Copy out lines with the word "drawdown" from the material that follows.
* * * * * * * * *
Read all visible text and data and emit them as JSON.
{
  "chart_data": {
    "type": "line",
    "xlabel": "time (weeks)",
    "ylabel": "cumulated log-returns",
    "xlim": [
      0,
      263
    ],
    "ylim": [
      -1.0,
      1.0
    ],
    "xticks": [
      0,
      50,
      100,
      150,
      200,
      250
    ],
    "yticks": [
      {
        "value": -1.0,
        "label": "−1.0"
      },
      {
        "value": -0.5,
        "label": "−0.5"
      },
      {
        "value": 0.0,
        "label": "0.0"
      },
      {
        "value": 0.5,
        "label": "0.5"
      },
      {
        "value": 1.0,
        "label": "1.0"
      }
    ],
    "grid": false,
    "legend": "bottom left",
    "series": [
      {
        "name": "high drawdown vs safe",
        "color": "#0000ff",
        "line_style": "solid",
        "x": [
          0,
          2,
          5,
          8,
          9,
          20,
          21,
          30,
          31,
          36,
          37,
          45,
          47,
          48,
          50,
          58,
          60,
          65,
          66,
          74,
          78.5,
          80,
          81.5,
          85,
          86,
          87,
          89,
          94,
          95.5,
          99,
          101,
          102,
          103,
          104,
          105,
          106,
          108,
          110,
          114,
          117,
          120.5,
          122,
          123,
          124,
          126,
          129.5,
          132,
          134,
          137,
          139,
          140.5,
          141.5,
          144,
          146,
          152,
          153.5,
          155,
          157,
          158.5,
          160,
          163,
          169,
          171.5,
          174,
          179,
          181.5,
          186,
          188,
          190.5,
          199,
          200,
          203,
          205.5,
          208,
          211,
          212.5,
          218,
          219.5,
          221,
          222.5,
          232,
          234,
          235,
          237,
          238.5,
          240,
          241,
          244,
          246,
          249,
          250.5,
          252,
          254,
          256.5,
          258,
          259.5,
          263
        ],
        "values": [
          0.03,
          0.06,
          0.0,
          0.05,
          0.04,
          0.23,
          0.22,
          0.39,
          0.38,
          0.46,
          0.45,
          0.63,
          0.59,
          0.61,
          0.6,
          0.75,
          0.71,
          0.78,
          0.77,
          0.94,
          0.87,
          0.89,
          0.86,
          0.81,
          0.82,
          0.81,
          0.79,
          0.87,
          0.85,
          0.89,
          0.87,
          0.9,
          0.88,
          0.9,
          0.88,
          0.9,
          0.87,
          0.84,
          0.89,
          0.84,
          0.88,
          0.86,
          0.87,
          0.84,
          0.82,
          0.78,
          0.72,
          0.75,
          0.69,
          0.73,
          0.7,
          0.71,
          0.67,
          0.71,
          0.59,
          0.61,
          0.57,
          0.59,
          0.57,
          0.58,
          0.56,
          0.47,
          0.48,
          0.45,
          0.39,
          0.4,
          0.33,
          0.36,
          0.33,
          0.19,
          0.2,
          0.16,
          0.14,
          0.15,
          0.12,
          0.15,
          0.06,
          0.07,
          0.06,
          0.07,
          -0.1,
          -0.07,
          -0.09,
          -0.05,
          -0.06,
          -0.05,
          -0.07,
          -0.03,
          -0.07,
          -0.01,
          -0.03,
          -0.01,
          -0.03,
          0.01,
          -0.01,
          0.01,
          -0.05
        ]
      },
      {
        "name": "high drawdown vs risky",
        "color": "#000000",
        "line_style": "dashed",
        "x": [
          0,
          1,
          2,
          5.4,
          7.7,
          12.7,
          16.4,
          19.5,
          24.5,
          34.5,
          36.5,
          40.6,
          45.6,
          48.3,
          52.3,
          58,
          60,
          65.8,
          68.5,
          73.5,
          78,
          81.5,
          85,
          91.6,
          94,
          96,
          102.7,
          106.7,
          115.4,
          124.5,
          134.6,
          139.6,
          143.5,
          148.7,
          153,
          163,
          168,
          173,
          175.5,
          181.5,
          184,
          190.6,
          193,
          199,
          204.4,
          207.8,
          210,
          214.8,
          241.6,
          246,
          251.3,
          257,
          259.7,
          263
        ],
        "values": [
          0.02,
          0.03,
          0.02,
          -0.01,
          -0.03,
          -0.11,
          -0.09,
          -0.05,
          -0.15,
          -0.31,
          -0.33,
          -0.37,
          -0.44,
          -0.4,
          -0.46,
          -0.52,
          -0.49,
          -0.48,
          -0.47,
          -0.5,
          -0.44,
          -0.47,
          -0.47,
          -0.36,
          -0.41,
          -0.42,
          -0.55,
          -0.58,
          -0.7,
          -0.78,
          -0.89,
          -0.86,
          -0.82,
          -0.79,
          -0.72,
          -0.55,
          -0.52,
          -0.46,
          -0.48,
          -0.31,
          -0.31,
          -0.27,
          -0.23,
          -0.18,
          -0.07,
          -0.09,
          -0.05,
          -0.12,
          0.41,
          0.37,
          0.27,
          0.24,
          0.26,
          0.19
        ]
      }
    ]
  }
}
* * * * * * * * *
*Correct output*:
        "name": "high drawdown vs safe",
        "name": "high drawdown vs risky",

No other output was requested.